-------- Available data

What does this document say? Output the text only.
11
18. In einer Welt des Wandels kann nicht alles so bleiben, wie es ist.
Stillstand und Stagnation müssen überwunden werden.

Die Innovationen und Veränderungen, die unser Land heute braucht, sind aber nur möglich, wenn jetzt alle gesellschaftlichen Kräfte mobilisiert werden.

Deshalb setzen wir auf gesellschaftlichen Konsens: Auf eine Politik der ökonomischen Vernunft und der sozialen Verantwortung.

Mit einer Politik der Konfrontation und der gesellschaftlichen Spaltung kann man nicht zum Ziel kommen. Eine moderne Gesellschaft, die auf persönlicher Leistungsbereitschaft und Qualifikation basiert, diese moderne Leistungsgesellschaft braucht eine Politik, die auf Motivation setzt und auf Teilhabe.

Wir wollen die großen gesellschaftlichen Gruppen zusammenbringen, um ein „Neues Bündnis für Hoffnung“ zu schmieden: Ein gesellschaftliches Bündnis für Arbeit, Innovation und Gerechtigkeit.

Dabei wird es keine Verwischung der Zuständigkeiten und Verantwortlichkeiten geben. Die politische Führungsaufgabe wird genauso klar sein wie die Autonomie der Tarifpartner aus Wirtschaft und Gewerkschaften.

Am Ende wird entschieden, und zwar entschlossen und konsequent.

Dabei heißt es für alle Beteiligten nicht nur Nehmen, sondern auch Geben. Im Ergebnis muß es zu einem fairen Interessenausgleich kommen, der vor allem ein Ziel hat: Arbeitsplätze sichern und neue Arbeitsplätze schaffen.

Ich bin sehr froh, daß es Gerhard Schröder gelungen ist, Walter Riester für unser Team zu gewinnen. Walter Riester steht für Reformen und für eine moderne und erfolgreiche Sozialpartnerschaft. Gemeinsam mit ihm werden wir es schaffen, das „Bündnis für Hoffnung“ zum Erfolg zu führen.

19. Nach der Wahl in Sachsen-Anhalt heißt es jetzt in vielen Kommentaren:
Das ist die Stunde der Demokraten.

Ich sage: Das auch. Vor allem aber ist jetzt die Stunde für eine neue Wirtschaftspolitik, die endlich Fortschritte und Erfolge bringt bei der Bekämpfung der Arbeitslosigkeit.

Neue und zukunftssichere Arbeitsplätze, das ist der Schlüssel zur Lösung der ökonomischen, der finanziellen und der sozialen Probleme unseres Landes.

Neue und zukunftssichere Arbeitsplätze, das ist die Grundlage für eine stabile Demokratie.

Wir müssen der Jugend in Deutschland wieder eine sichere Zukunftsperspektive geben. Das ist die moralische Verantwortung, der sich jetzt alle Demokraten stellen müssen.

----------------

▶ [Instructions for the task] From the entries above, copy out every line where the string "Stunde" appears.

▶ [Completed task]
Das ist die Stunde der Demokraten.
Ich sage: Das auch. Vor allem aber ist jetzt die Stunde für eine neue Wirtschaftspolitik, die endlich Fortschritte und Erfolge bringt bei der Bekämpfung der Arbeitslosigkeit.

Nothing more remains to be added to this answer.